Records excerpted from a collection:
◆ ◆ ◆ ◆ ◆
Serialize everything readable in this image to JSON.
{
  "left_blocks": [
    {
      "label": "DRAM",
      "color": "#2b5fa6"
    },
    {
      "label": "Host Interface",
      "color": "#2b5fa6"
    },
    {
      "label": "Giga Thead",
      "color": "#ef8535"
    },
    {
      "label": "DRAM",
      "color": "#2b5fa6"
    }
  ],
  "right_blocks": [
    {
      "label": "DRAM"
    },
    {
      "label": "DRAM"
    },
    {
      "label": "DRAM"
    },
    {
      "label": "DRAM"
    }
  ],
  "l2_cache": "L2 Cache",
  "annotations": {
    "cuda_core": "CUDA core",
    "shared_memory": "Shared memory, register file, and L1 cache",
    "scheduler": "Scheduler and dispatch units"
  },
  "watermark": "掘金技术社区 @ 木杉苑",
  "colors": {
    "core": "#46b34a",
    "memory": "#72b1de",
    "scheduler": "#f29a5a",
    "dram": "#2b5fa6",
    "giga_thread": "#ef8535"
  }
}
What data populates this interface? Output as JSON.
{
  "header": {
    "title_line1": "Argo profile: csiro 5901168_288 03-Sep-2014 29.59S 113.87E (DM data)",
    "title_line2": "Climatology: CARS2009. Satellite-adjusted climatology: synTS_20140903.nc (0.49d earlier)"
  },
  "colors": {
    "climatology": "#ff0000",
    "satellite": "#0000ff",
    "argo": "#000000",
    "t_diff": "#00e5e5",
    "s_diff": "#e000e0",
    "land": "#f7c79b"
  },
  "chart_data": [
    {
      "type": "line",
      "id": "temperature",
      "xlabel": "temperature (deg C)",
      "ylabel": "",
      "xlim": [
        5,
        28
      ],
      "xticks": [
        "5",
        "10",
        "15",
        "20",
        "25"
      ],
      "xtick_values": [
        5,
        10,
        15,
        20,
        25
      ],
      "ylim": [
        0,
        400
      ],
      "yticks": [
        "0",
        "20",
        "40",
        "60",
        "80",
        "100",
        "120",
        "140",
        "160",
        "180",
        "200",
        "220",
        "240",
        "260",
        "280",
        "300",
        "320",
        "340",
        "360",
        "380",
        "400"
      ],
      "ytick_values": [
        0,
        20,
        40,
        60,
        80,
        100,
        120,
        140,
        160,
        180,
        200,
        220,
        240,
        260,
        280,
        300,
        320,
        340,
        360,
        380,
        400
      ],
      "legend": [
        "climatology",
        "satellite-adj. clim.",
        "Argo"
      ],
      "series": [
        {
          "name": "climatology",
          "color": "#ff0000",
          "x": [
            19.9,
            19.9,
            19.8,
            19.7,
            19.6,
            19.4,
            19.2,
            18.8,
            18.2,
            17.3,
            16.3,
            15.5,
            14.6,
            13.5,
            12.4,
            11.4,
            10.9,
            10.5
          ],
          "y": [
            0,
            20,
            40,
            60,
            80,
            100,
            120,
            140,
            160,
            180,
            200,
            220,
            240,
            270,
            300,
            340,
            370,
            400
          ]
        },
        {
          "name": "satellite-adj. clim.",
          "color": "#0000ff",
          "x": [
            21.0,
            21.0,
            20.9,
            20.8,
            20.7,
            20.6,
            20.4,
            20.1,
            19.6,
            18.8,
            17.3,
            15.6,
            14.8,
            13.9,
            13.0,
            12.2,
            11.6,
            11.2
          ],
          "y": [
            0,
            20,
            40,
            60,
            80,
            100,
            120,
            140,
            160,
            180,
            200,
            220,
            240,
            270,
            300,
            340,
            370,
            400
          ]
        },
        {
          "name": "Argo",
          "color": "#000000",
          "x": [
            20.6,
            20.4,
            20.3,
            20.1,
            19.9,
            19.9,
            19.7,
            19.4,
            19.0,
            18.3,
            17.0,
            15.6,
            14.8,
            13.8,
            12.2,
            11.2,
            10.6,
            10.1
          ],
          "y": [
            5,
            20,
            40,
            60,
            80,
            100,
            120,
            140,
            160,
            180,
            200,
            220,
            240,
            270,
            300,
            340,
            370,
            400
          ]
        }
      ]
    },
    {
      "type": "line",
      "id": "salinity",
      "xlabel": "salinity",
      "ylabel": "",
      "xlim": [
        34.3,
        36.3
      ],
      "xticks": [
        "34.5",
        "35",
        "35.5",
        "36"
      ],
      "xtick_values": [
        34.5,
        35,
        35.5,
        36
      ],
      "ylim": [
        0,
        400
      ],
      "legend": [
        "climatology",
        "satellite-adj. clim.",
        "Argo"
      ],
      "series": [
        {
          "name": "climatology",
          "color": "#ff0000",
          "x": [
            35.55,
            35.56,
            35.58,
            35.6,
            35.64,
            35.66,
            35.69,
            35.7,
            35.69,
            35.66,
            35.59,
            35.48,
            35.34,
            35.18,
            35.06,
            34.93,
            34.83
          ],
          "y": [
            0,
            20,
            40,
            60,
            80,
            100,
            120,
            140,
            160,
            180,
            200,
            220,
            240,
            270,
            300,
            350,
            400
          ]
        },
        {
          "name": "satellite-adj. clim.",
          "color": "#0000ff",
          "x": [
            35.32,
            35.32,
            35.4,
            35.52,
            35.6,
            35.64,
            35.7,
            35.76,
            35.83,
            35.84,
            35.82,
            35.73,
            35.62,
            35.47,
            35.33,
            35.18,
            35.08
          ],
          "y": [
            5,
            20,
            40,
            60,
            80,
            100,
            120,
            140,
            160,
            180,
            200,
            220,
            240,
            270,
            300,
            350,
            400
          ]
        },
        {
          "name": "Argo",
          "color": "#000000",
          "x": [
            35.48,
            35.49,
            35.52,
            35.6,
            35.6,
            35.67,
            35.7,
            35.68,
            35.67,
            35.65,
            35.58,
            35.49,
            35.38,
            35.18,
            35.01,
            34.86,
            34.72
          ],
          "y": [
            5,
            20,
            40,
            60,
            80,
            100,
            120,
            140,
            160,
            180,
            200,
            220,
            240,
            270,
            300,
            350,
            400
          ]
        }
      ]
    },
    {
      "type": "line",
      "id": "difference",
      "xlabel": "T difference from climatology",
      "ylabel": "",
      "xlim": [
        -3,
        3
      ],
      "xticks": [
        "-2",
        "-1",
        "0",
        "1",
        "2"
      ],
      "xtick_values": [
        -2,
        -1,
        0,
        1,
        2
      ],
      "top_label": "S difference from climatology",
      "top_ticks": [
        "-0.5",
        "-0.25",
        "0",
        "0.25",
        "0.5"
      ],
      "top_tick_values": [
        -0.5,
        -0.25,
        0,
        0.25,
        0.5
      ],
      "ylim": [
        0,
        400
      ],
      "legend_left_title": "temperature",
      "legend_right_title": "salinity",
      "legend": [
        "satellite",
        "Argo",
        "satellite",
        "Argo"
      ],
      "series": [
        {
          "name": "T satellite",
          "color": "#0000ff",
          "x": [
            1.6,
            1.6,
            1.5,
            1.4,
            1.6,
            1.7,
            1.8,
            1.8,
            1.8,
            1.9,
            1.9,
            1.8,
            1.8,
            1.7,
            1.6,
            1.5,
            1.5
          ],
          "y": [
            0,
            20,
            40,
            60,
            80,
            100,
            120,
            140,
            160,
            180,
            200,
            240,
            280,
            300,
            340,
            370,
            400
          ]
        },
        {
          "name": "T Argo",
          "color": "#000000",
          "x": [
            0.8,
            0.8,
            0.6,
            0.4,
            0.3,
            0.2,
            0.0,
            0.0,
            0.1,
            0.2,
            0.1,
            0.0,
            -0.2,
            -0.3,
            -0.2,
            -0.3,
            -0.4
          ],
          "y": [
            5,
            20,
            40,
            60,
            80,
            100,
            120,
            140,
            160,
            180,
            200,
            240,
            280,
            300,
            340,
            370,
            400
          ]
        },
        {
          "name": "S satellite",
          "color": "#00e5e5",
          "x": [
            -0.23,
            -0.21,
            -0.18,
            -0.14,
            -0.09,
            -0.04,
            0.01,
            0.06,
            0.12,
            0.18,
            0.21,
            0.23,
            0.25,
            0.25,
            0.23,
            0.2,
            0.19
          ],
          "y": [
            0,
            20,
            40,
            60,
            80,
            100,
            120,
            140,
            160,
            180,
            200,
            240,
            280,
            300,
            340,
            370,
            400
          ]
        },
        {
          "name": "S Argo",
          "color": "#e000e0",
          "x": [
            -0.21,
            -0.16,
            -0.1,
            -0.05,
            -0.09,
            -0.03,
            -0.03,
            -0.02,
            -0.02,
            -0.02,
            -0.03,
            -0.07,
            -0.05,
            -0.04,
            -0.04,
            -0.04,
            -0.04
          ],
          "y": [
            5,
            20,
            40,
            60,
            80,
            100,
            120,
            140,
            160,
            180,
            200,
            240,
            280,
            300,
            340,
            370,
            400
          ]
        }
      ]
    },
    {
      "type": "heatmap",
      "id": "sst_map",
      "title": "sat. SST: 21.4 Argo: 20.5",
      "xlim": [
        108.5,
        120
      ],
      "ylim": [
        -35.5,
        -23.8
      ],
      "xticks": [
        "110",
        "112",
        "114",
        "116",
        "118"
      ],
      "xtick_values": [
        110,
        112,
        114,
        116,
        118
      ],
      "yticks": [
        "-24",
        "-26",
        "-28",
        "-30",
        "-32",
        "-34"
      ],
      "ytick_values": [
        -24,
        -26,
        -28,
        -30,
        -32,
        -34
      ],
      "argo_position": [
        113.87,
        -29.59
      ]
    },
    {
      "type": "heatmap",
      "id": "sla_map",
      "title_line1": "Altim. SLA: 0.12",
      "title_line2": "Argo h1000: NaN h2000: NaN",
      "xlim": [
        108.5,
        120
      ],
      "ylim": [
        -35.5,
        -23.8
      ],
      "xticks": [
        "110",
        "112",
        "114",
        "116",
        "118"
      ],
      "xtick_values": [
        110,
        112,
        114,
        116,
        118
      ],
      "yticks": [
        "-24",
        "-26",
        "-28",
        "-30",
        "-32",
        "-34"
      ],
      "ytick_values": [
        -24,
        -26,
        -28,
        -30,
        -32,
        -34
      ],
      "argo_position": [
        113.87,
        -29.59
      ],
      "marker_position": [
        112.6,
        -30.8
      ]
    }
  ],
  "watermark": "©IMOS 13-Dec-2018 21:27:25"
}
◆ ◆ ◆ ◆ ◆
■ Directions for this task: Tally up the lines holding the string "scheduler" in this listing, and report the total alone.

■ Finished task: 2